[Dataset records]
-- Begin --
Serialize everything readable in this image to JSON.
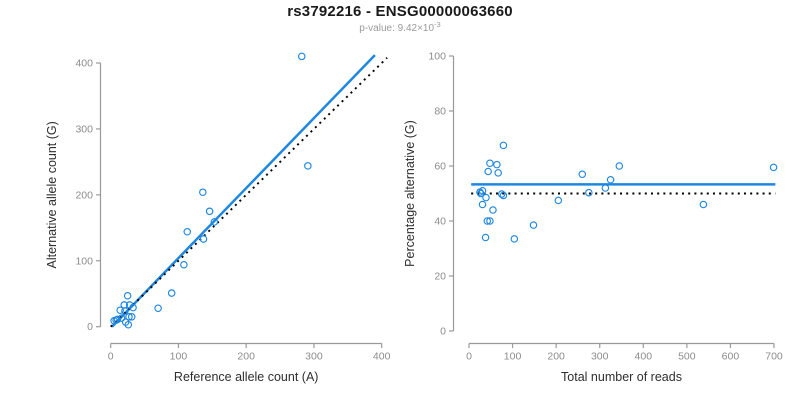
{
  "header": {
    "title": "rs3792216 - ENSG00000063660",
    "subtitle_prefix": "p-value: 9.42×10",
    "subtitle_exponent": "-3"
  },
  "colors": {
    "accent_blue": "#1E87E0",
    "dotted_black": "#000000",
    "axis_gray": "#9a9a9a",
    "tick_label_gray": "#8c8c8c",
    "axis_title_dark": "#2e2e2e",
    "subtitle_gray": "#9b9b9b"
  },
  "chart_data": [
    {
      "id": "allele-count-scatter",
      "type": "scatter",
      "xlabel": "Reference allele count (A)",
      "ylabel": "Alternative allele count (G)",
      "xlim": [
        0,
        400
      ],
      "ylim": [
        0,
        400
      ],
      "xticks": [
        0,
        100,
        200,
        300,
        400
      ],
      "yticks": [
        0,
        100,
        200,
        300,
        400
      ],
      "grid": false,
      "marker": "open-circle",
      "points": [
        [
          5,
          9
        ],
        [
          8,
          10
        ],
        [
          10,
          11
        ],
        [
          14,
          25
        ],
        [
          16,
          13
        ],
        [
          20,
          33
        ],
        [
          21,
          24
        ],
        [
          22,
          7
        ],
        [
          25,
          47
        ],
        [
          26,
          3
        ],
        [
          27,
          15
        ],
        [
          28,
          33
        ],
        [
          31,
          15
        ],
        [
          33,
          29
        ],
        [
          70,
          28
        ],
        [
          90,
          51
        ],
        [
          108,
          94
        ],
        [
          113,
          144
        ],
        [
          136,
          204
        ],
        [
          137,
          133
        ],
        [
          146,
          175
        ],
        [
          153,
          159
        ],
        [
          282,
          410
        ],
        [
          291,
          244
        ]
      ],
      "lines": [
        {
          "name": "regression-line",
          "style": "solid",
          "color": "blue",
          "points": [
            [
              2,
              0
            ],
            [
              390,
              412
            ]
          ]
        },
        {
          "name": "identity-line",
          "style": "dotted",
          "color": "black",
          "points": [
            [
              0,
              0
            ],
            [
              408,
              408
            ]
          ]
        }
      ]
    },
    {
      "id": "percentage-alternative-scatter",
      "type": "scatter",
      "xlabel": "Total number of reads",
      "ylabel": "Percentage alternative (G)",
      "xlim": [
        0,
        700
      ],
      "ylim": [
        0,
        100
      ],
      "xticks": [
        0,
        100,
        200,
        300,
        400,
        500,
        600,
        700
      ],
      "yticks": [
        0,
        20,
        40,
        60,
        80,
        100
      ],
      "grid": false,
      "marker": "open-circle",
      "points": [
        [
          25,
          50.5
        ],
        [
          27,
          50
        ],
        [
          31,
          51
        ],
        [
          31,
          46
        ],
        [
          38,
          34
        ],
        [
          39,
          48.5
        ],
        [
          42,
          40
        ],
        [
          44,
          58
        ],
        [
          48,
          40
        ],
        [
          48,
          61
        ],
        [
          55,
          44
        ],
        [
          64,
          60.5
        ],
        [
          67,
          57.5
        ],
        [
          75,
          49.8
        ],
        [
          79,
          49.3
        ],
        [
          79,
          67.5
        ],
        [
          104,
          33.5
        ],
        [
          148,
          38.5
        ],
        [
          205,
          47.5
        ],
        [
          260,
          57
        ],
        [
          275,
          50.3
        ],
        [
          313,
          52
        ],
        [
          325,
          55
        ],
        [
          345,
          60
        ],
        [
          538,
          46
        ],
        [
          699,
          59.5
        ]
      ],
      "lines": [
        {
          "name": "mean-percentage-line",
          "style": "solid",
          "color": "blue",
          "points": [
            [
              5,
              53.3
            ],
            [
              703,
              53.3
            ]
          ]
        },
        {
          "name": "fifty-percent-line",
          "style": "dotted",
          "color": "black",
          "points": [
            [
              5,
              50
            ],
            [
              703,
              50
            ]
          ]
        }
      ]
    }
  ]
}
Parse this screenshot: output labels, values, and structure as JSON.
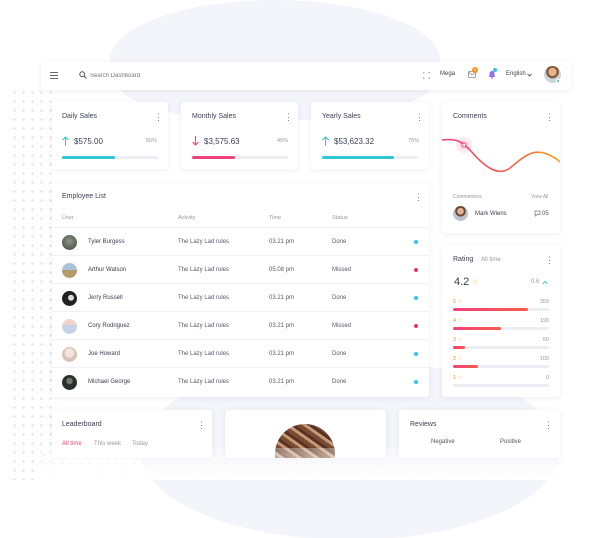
{
  "topbar": {
    "search_placeholder": "Search Dashboard",
    "mega_label": "Mega",
    "language_label": "English",
    "notification_count": "2"
  },
  "stats": [
    {
      "title": "Daily Sales",
      "amount": "$575.00",
      "percent": "55%",
      "progress": 0.55,
      "trend": "up",
      "color": "#2fc7d6"
    },
    {
      "title": "Monthly Sales",
      "amount": "$3,575.63",
      "percent": "45%",
      "progress": 0.45,
      "trend": "down",
      "color": "#f0437d"
    },
    {
      "title": "Yearly Sales",
      "amount": "$53,623.32",
      "percent": "75%",
      "progress": 0.75,
      "trend": "up",
      "color": "#2fc7d6"
    }
  ],
  "comments": {
    "title": "Comments",
    "commentors_label": "Commentors",
    "view_all_label": "View All",
    "user_name": "Mark Wiens",
    "count": "05"
  },
  "employee_list": {
    "title": "Employee List",
    "columns": [
      "User",
      "Activity",
      "Time",
      "Status"
    ],
    "rows": [
      {
        "name": "Tyler Burgess",
        "activity": "The Lazy Lad rules",
        "time": "03.21 pm",
        "status": "Done",
        "status_color": "#2fc7f0"
      },
      {
        "name": "Arthur Watson",
        "activity": "The Lazy Lad rules",
        "time": "05.08 pm",
        "status": "Missed",
        "status_color": "#f0365f"
      },
      {
        "name": "Jerry Russell",
        "activity": "The Lazy Lad rules",
        "time": "03.21 pm",
        "status": "Done",
        "status_color": "#2fc7f0"
      },
      {
        "name": "Cory Rodriguez",
        "activity": "The Lazy Lad rules",
        "time": "03.21 pm",
        "status": "Missed",
        "status_color": "#f0365f"
      },
      {
        "name": "Joe Howard",
        "activity": "The Lazy Lad rules",
        "time": "03.21 pm",
        "status": "Done",
        "status_color": "#2fc7f0"
      },
      {
        "name": "Michael George",
        "activity": "The Lazy Lad rules",
        "time": "03.21 pm",
        "status": "Done",
        "status_color": "#2fc7f0"
      }
    ]
  },
  "rating": {
    "title": "Rating",
    "period": "All time",
    "score": "4.2",
    "change": "0.6",
    "rows": [
      {
        "stars": "5",
        "count": "359",
        "progress": 0.78
      },
      {
        "stars": "4",
        "count": "190",
        "progress": 0.5
      },
      {
        "stars": "3",
        "count": "50",
        "progress": 0.13
      },
      {
        "stars": "2",
        "count": "100",
        "progress": 0.26
      },
      {
        "stars": "1",
        "count": "0",
        "progress": 0.0
      }
    ]
  },
  "leaderboard": {
    "title": "Leaderboard",
    "tabs": [
      "All time",
      "This week",
      "Today"
    ]
  },
  "reviews": {
    "title": "Reviews",
    "columns": [
      "Negative",
      "Positive"
    ]
  },
  "colors": {
    "accent_pink": "#f0437d",
    "accent_cyan": "#2fc7d6",
    "accent_orange": "#f7a21b",
    "star": "#f7b924"
  }
}
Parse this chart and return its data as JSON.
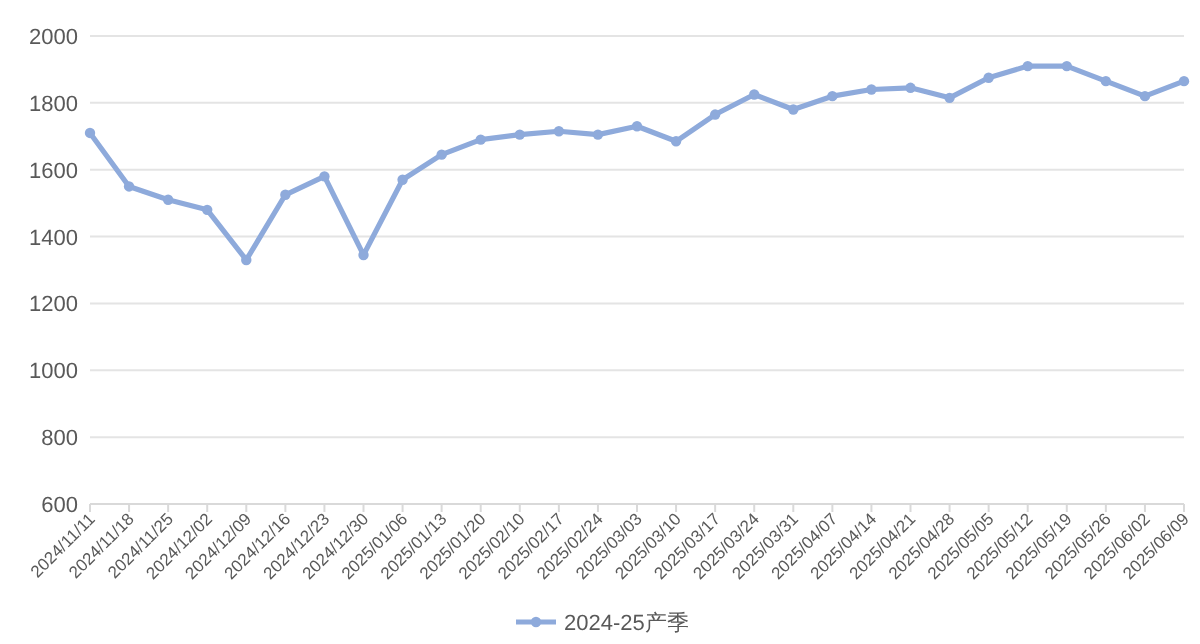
{
  "chart_data": {
    "type": "line",
    "categories": [
      "2024/11/11",
      "2024/11/18",
      "2024/11/25",
      "2024/12/02",
      "2024/12/09",
      "2024/12/16",
      "2024/12/23",
      "2024/12/30",
      "2025/01/06",
      "2025/01/13",
      "2025/01/20",
      "2025/02/10",
      "2025/02/17",
      "2025/02/24",
      "2025/03/03",
      "2025/03/10",
      "2025/03/17",
      "2025/03/24",
      "2025/03/31",
      "2025/04/07",
      "2025/04/14",
      "2025/04/21",
      "2025/04/28",
      "2025/05/05",
      "2025/05/12",
      "2025/05/19",
      "2025/05/26",
      "2025/06/02",
      "2025/06/09"
    ],
    "series": [
      {
        "name": "2024-25产季",
        "color": "#8eaadb",
        "values": [
          1710,
          1550,
          1510,
          1480,
          1330,
          1525,
          1580,
          1345,
          1570,
          1645,
          1690,
          1705,
          1715,
          1705,
          1730,
          1685,
          1765,
          1825,
          1780,
          1820,
          1840,
          1845,
          1815,
          1875,
          1910,
          1910,
          1865,
          1820,
          1865
        ]
      }
    ],
    "ylim": [
      600,
      2000
    ],
    "yticks": [
      600,
      800,
      1000,
      1200,
      1400,
      1600,
      1800,
      2000
    ],
    "grid": "y",
    "legend": "bottom",
    "marker": "circle",
    "line_style": "solid"
  }
}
-- End --
Pull out each line of the listing that holds the string "allele".

      "id": "allele-count-scatter",
      "xlabel": "Reference allele count (A)",
      "ylabel": "Alternative allele count (G)",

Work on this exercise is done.